##### Data supplied

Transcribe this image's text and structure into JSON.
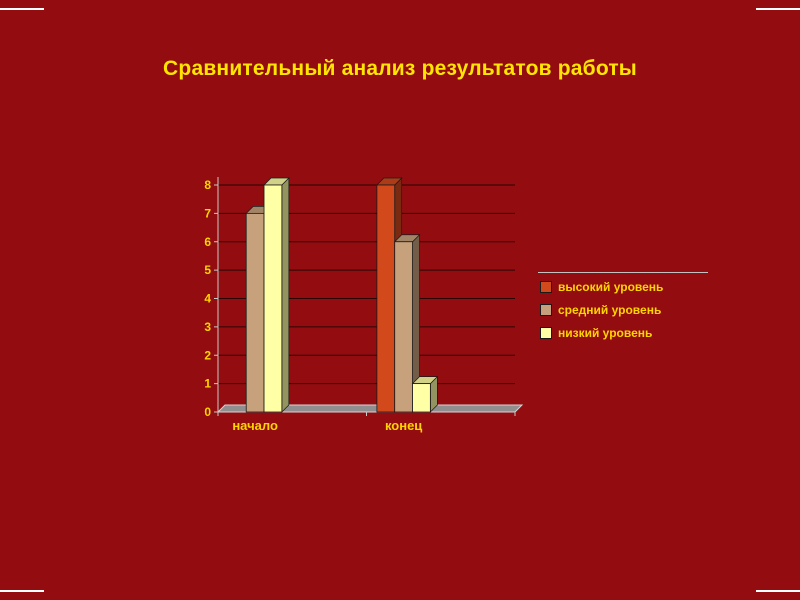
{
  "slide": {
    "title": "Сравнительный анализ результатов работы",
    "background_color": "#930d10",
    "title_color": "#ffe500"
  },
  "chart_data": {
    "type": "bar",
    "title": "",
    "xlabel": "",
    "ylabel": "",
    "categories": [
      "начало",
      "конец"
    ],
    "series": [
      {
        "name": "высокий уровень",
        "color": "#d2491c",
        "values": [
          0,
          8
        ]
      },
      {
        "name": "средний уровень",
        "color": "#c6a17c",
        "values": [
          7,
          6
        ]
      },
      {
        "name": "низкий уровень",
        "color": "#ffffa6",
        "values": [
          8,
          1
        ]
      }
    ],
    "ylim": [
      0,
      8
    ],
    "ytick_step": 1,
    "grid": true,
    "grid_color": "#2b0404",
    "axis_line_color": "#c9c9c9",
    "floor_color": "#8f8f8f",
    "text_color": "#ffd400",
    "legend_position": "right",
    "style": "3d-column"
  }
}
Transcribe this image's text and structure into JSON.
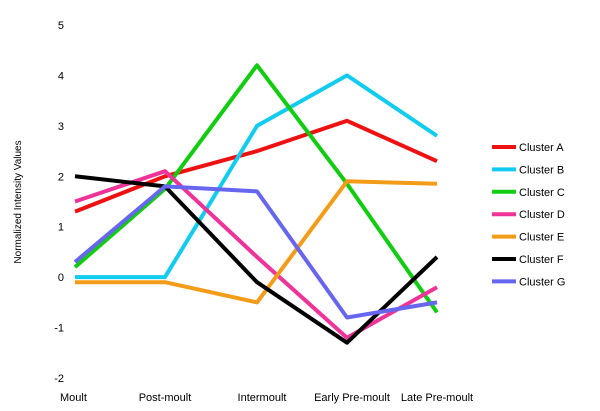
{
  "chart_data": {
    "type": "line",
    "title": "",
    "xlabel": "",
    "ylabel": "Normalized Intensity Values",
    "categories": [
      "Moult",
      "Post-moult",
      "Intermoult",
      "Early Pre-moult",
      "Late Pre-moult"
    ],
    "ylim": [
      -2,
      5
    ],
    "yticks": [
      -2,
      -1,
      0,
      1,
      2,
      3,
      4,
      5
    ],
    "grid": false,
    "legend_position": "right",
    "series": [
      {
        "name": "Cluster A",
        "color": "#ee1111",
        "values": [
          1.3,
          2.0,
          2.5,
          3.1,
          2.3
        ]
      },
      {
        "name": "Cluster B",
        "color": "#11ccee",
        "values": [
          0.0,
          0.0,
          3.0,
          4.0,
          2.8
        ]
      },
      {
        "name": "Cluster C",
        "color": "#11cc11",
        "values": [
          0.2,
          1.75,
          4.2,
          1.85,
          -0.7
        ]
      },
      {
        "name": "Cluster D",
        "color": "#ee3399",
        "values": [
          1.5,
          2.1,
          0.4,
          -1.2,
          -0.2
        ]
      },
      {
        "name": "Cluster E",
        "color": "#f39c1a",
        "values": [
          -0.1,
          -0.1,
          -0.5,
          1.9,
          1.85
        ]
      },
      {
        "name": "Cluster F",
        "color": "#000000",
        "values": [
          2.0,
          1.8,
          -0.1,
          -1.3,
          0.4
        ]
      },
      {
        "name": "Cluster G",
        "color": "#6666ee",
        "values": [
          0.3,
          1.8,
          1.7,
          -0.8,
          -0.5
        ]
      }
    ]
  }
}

##########

Work to be completed: Return the entries unchanged, save for the pictures, which do not belong in the copy.

Full output:
Transcribe this image's text and structure into JSON.
{
  "slide": {
    "title": "Сравнительный анализ результатов работы",
    "background_color": "#930d10",
    "title_color": "#ffe500"
  },
  "chart_data": {
    "type": "bar",
    "title": "",
    "xlabel": "",
    "ylabel": "",
    "categories": [
      "начало",
      "конец"
    ],
    "series": [
      {
        "name": "высокий уровень",
        "color": "#d2491c",
        "values": [
          0,
          8
        ]
      },
      {
        "name": "средний уровень",
        "color": "#c6a17c",
        "values": [
          7,
          6
        ]
      },
      {
        "name": "низкий уровень",
        "color": "#ffffa6",
        "values": [
          8,
          1
        ]
      }
    ],
    "ylim": [
      0,
      8
    ],
    "ytick_step": 1,
    "grid": true,
    "grid_color": "#2b0404",
    "axis_line_color": "#c9c9c9",
    "floor_color": "#8f8f8f",
    "text_color": "#ffd400",
    "legend_position": "right",
    "style": "3d-column"
  }
}
Transcribe this image's text and structure into JSON.
{
  "chart_data": {
    "type": "line",
    "title": "",
    "xlabel": "",
    "ylabel": "Normalized Intensity Values",
    "categories": [
      "Moult",
      "Post-moult",
      "Intermoult",
      "Early Pre-moult",
      "Late Pre-moult"
    ],
    "ylim": [
      -2,
      5
    ],
    "yticks": [
      -2,
      -1,
      0,
      1,
      2,
      3,
      4,
      5
    ],
    "grid": false,
    "legend_position": "right",
    "series": [
      {
        "name": "Cluster A",
        "color": "#ee1111",
        "values": [
          1.3,
          2.0,
          2.5,
          3.1,
          2.3
        ]
      },
      {
        "name": "Cluster B",
        "color": "#11ccee",
        "values": [
          0.0,
          0.0,
          3.0,
          4.0,
          2.8
        ]
      },
      {
        "name": "Cluster C",
        "color": "#11cc11",
        "values": [
          0.2,
          1.75,
          4.2,
          1.85,
          -0.7
        ]
      },
      {
        "name": "Cluster D",
        "color": "#ee3399",
        "values": [
          1.5,
          2.1,
          0.4,
          -1.2,
          -0.2
        ]
      },
      {
        "name": "Cluster E",
        "color": "#f39c1a",
        "values": [
          -0.1,
          -0.1,
          -0.5,
          1.9,
          1.85
        ]
      },
      {
        "name": "Cluster F",
        "color": "#000000",
        "values": [
          2.0,
          1.8,
          -0.1,
          -1.3,
          0.4
        ]
      },
      {
        "name": "Cluster G",
        "color": "#6666ee",
        "values": [
          0.3,
          1.8,
          1.7,
          -0.8,
          -0.5
        ]
      }
    ]
  }
}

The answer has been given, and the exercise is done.